++++ Materials provided
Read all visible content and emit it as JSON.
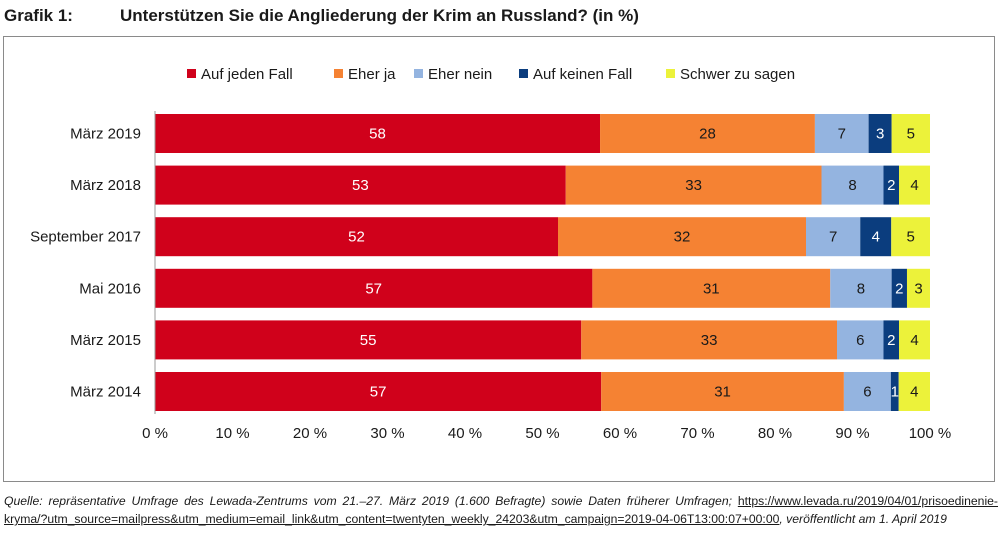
{
  "figure": {
    "label": "Grafik 1:",
    "title": "Unterstützen Sie die Angliederung der Krim an Russland? (in %)"
  },
  "source": {
    "prefix": "Quelle: repräsentative Umfrage des Lewada-Zentrums vom 21.–27. März 2019 (1.600 Befragte) sowie Daten früherer Umfragen; ",
    "url": "https://www.levada.ru/2019/04/01/prisoedinenie-kryma/?utm_source=mailpress&utm_medium=email_link&utm_content=twentyten_weekly_24203&utm_campaign=2019-04-06T13:00:07+00:00",
    "suffix": ", veröffentlicht am 1. April 2019"
  },
  "chart_data": {
    "type": "bar",
    "orientation": "horizontal",
    "stacked": "percent",
    "categories": [
      "März 2019",
      "März 2018",
      "September 2017",
      "Mai 2016",
      "März 2015",
      "März 2014"
    ],
    "series": [
      {
        "name": "Auf jeden Fall",
        "color": "#d0011b",
        "label_color": "#ffffff",
        "values": [
          58,
          53,
          52,
          57,
          55,
          57
        ]
      },
      {
        "name": "Eher ja",
        "color": "#f58233",
        "label_color": "#1a1a1a",
        "values": [
          28,
          33,
          32,
          31,
          33,
          31
        ]
      },
      {
        "name": "Eher nein",
        "color": "#94b4e0",
        "label_color": "#1a1a1a",
        "values": [
          7,
          8,
          7,
          8,
          6,
          6
        ]
      },
      {
        "name": "Auf keinen Fall",
        "color": "#0b3d7e",
        "label_color": "#ffffff",
        "values": [
          3,
          2,
          4,
          2,
          2,
          1
        ]
      },
      {
        "name": "Schwer zu sagen",
        "color": "#ecf23a",
        "label_color": "#1a1a1a",
        "values": [
          5,
          4,
          5,
          3,
          4,
          4
        ]
      }
    ],
    "x_ticks": [
      "0 %",
      "10 %",
      "20 %",
      "30 %",
      "40 %",
      "50 %",
      "60 %",
      "70 %",
      "80 %",
      "90 %",
      "100 %"
    ],
    "xlim": [
      0,
      100
    ],
    "grid": false,
    "legend_position": "top"
  }
}
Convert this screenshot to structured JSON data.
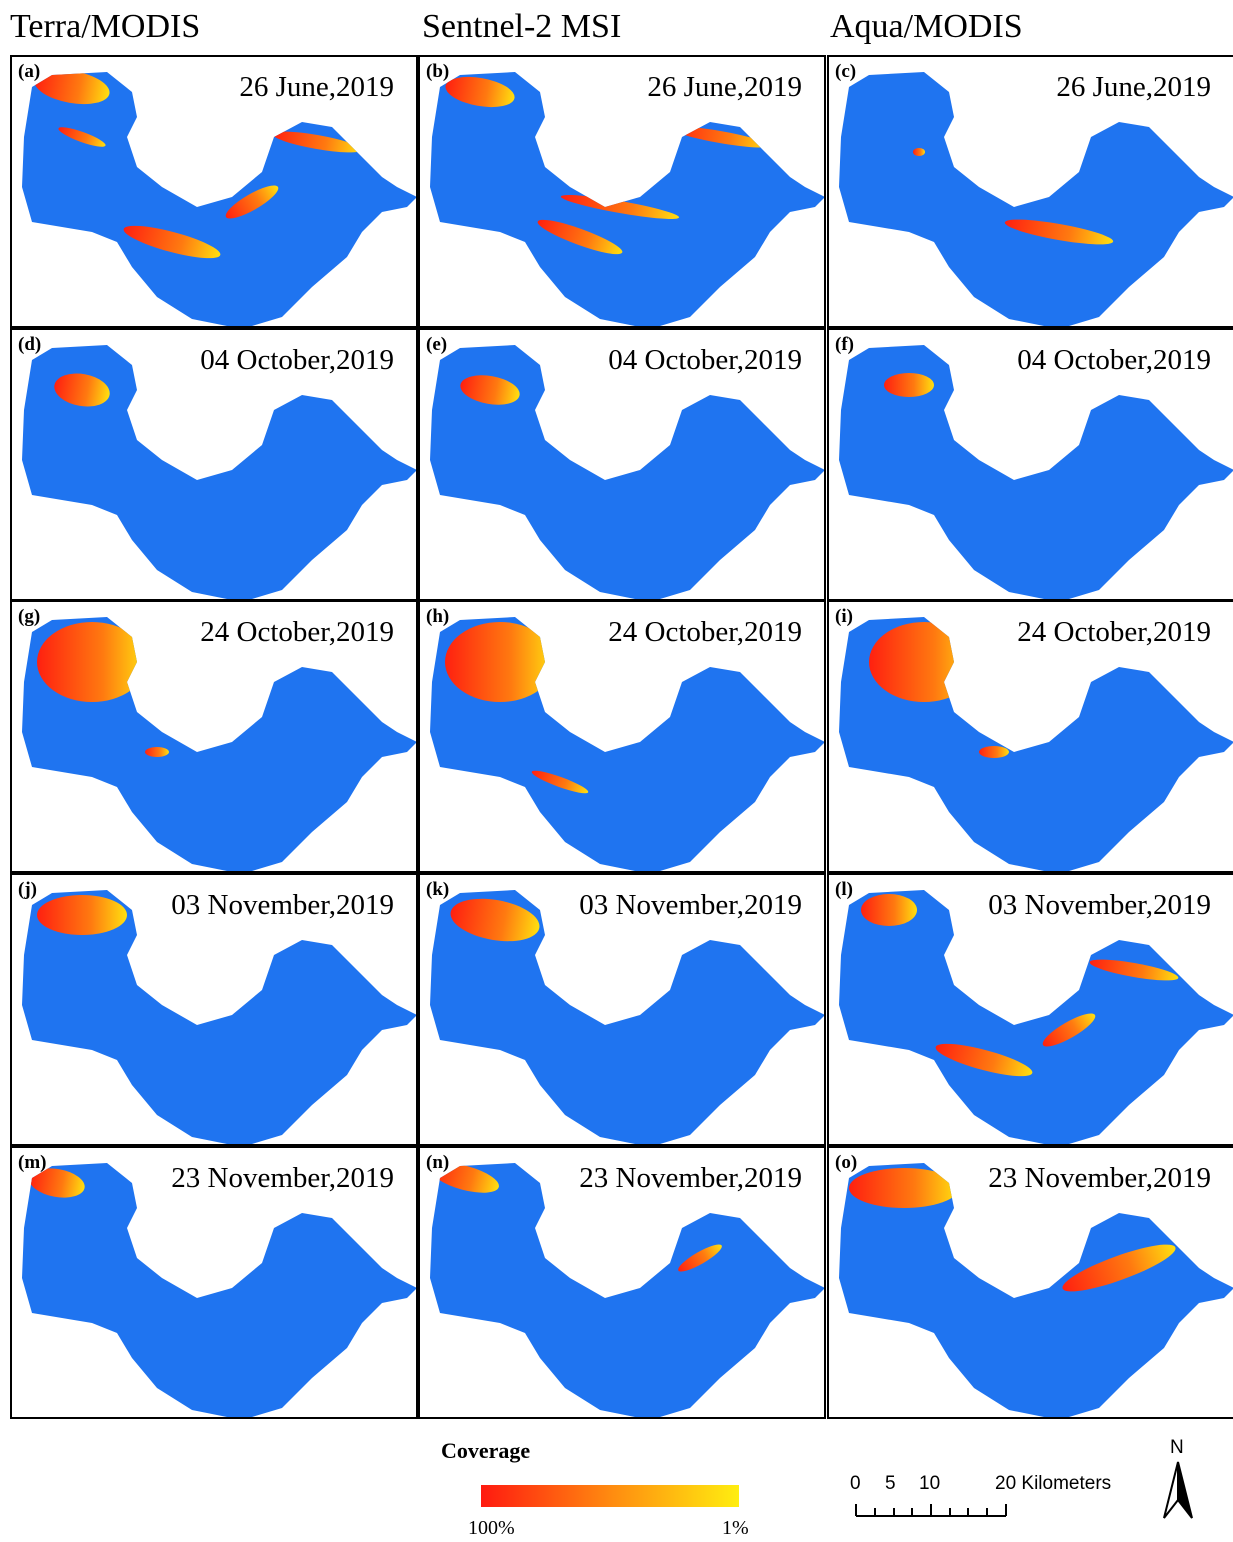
{
  "columns": [
    "Terra/MODIS",
    "Sentnel-2 MSI",
    "Aqua/MODIS"
  ],
  "panels": [
    {
      "label": "(a)",
      "date": "26 June,2019"
    },
    {
      "label": "(b)",
      "date": "26 June,2019"
    },
    {
      "label": "(c)",
      "date": "26 June,2019"
    },
    {
      "label": "(d)",
      "date": "04 October,2019"
    },
    {
      "label": "(e)",
      "date": "04 October,2019"
    },
    {
      "label": "(f)",
      "date": "04 October,2019"
    },
    {
      "label": "(g)",
      "date": "24 October,2019"
    },
    {
      "label": "(h)",
      "date": "24 October,2019"
    },
    {
      "label": "(i)",
      "date": "24 October,2019"
    },
    {
      "label": "(j)",
      "date": "03 November,2019"
    },
    {
      "label": "(k)",
      "date": "03 November,2019"
    },
    {
      "label": "(l)",
      "date": "03 November,2019"
    },
    {
      "label": "(m)",
      "date": "23 November,2019"
    },
    {
      "label": "(n)",
      "date": "23 November,2019"
    },
    {
      "label": "(o)",
      "date": "23 November,2019"
    }
  ],
  "legend": {
    "title": "Coverage",
    "min_label": "100%",
    "max_label": "1%"
  },
  "scale_bar": {
    "labels": [
      "0",
      "5",
      "10",
      "20 Kilometers"
    ]
  },
  "north": "N"
}
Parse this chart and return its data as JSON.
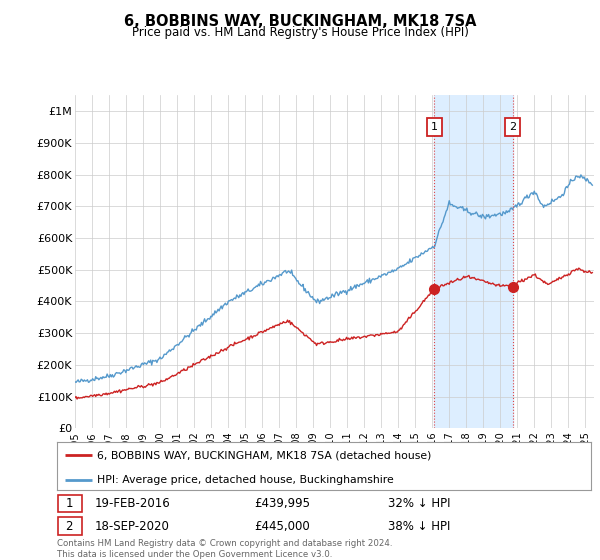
{
  "title": "6, BOBBINS WAY, BUCKINGHAM, MK18 7SA",
  "subtitle": "Price paid vs. HM Land Registry's House Price Index (HPI)",
  "ylim": [
    0,
    1050000
  ],
  "yticks": [
    0,
    100000,
    200000,
    300000,
    400000,
    500000,
    600000,
    700000,
    800000,
    900000,
    1000000
  ],
  "ytick_labels": [
    "£0",
    "£100K",
    "£200K",
    "£300K",
    "£400K",
    "£500K",
    "£600K",
    "£700K",
    "£800K",
    "£900K",
    "£1M"
  ],
  "xlim_start": 1995.0,
  "xlim_end": 2025.5,
  "hpi_color": "#5599cc",
  "price_color": "#cc2222",
  "point1_x": 2016.12,
  "point1_y": 439995,
  "point2_x": 2020.72,
  "point2_y": 445000,
  "vline_color": "#dd4444",
  "span_color": "#ddeeff",
  "legend_line1": "6, BOBBINS WAY, BUCKINGHAM, MK18 7SA (detached house)",
  "legend_line2": "HPI: Average price, detached house, Buckinghamshire",
  "annotation1_date": "19-FEB-2016",
  "annotation1_price": "£439,995",
  "annotation1_hpi": "32% ↓ HPI",
  "annotation2_date": "18-SEP-2020",
  "annotation2_price": "£445,000",
  "annotation2_hpi": "38% ↓ HPI",
  "footnote": "Contains HM Land Registry data © Crown copyright and database right 2024.\nThis data is licensed under the Open Government Licence v3.0.",
  "background_color": "#ffffff",
  "grid_color": "#cccccc",
  "annot_box_color": "#cc2222"
}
++++++++
Problem: Reproduce each record above by retyping it exactly; omit all images.

Exercise result:
Read all visible content and emit it as JSON.
{
  "figure": {
    "label": "Grafik 1:",
    "title": "Unterstützen Sie die Angliederung der Krim an Russland? (in %)"
  },
  "source": {
    "prefix": "Quelle: repräsentative Umfrage des Lewada-Zentrums vom 21.–27. März 2019 (1.600 Befragte) sowie Daten früherer Umfragen; ",
    "url": "https://www.levada.ru/2019/04/01/prisoedinenie-kryma/?utm_source=mailpress&utm_medium=email_link&utm_content=twentyten_weekly_24203&utm_campaign=2019-04-06T13:00:07+00:00",
    "suffix": ", veröffentlicht am 1. April 2019"
  },
  "chart_data": {
    "type": "bar",
    "orientation": "horizontal",
    "stacked": "percent",
    "categories": [
      "März 2019",
      "März 2018",
      "September 2017",
      "Mai 2016",
      "März 2015",
      "März 2014"
    ],
    "series": [
      {
        "name": "Auf jeden Fall",
        "color": "#d0011b",
        "label_color": "#ffffff",
        "values": [
          58,
          53,
          52,
          57,
          55,
          57
        ]
      },
      {
        "name": "Eher ja",
        "color": "#f58233",
        "label_color": "#1a1a1a",
        "values": [
          28,
          33,
          32,
          31,
          33,
          31
        ]
      },
      {
        "name": "Eher nein",
        "color": "#94b4e0",
        "label_color": "#1a1a1a",
        "values": [
          7,
          8,
          7,
          8,
          6,
          6
        ]
      },
      {
        "name": "Auf keinen Fall",
        "color": "#0b3d7e",
        "label_color": "#ffffff",
        "values": [
          3,
          2,
          4,
          2,
          2,
          1
        ]
      },
      {
        "name": "Schwer zu sagen",
        "color": "#ecf23a",
        "label_color": "#1a1a1a",
        "values": [
          5,
          4,
          5,
          3,
          4,
          4
        ]
      }
    ],
    "x_ticks": [
      "0 %",
      "10 %",
      "20 %",
      "30 %",
      "40 %",
      "50 %",
      "60 %",
      "70 %",
      "80 %",
      "90 %",
      "100 %"
    ],
    "xlim": [
      0,
      100
    ],
    "grid": false,
    "legend_position": "top"
  }
}
Convert this screenshot to structured JSON data.
{
  "columns": [
    "Terra/MODIS",
    "Sentnel-2 MSI",
    "Aqua/MODIS"
  ],
  "panels": [
    {
      "label": "(a)",
      "date": "26 June,2019"
    },
    {
      "label": "(b)",
      "date": "26 June,2019"
    },
    {
      "label": "(c)",
      "date": "26 June,2019"
    },
    {
      "label": "(d)",
      "date": "04 October,2019"
    },
    {
      "label": "(e)",
      "date": "04 October,2019"
    },
    {
      "label": "(f)",
      "date": "04 October,2019"
    },
    {
      "label": "(g)",
      "date": "24 October,2019"
    },
    {
      "label": "(h)",
      "date": "24 October,2019"
    },
    {
      "label": "(i)",
      "date": "24 October,2019"
    },
    {
      "label": "(j)",
      "date": "03 November,2019"
    },
    {
      "label": "(k)",
      "date": "03 November,2019"
    },
    {
      "label": "(l)",
      "date": "03 November,2019"
    },
    {
      "label": "(m)",
      "date": "23 November,2019"
    },
    {
      "label": "(n)",
      "date": "23 November,2019"
    },
    {
      "label": "(o)",
      "date": "23 November,2019"
    }
  ],
  "legend": {
    "title": "Coverage",
    "min_label": "100%",
    "max_label": "1%"
  },
  "scale_bar": {
    "labels": [
      "0",
      "5",
      "10",
      "20 Kilometers"
    ]
  },
  "north": "N"
}
Parse this chart and return its data as JSON.
{
  "title": "6, BOBBINS WAY, BUCKINGHAM, MK18 7SA",
  "subtitle": "Price paid vs. HM Land Registry's House Price Index (HPI)",
  "ylim": [
    0,
    1050000
  ],
  "yticks": [
    0,
    100000,
    200000,
    300000,
    400000,
    500000,
    600000,
    700000,
    800000,
    900000,
    1000000
  ],
  "ytick_labels": [
    "£0",
    "£100K",
    "£200K",
    "£300K",
    "£400K",
    "£500K",
    "£600K",
    "£700K",
    "£800K",
    "£900K",
    "£1M"
  ],
  "xlim_start": 1995.0,
  "xlim_end": 2025.5,
  "hpi_color": "#5599cc",
  "price_color": "#cc2222",
  "point1_x": 2016.12,
  "point1_y": 439995,
  "point2_x": 2020.72,
  "point2_y": 445000,
  "vline_color": "#dd4444",
  "span_color": "#ddeeff",
  "legend_line1": "6, BOBBINS WAY, BUCKINGHAM, MK18 7SA (detached house)",
  "legend_line2": "HPI: Average price, detached house, Buckinghamshire",
  "annotation1_date": "19-FEB-2016",
  "annotation1_price": "£439,995",
  "annotation1_hpi": "32% ↓ HPI",
  "annotation2_date": "18-SEP-2020",
  "annotation2_price": "£445,000",
  "annotation2_hpi": "38% ↓ HPI",
  "footnote": "Contains HM Land Registry data © Crown copyright and database right 2024.\nThis data is licensed under the Open Government Licence v3.0.",
  "background_color": "#ffffff",
  "grid_color": "#cccccc",
  "annot_box_color": "#cc2222"
}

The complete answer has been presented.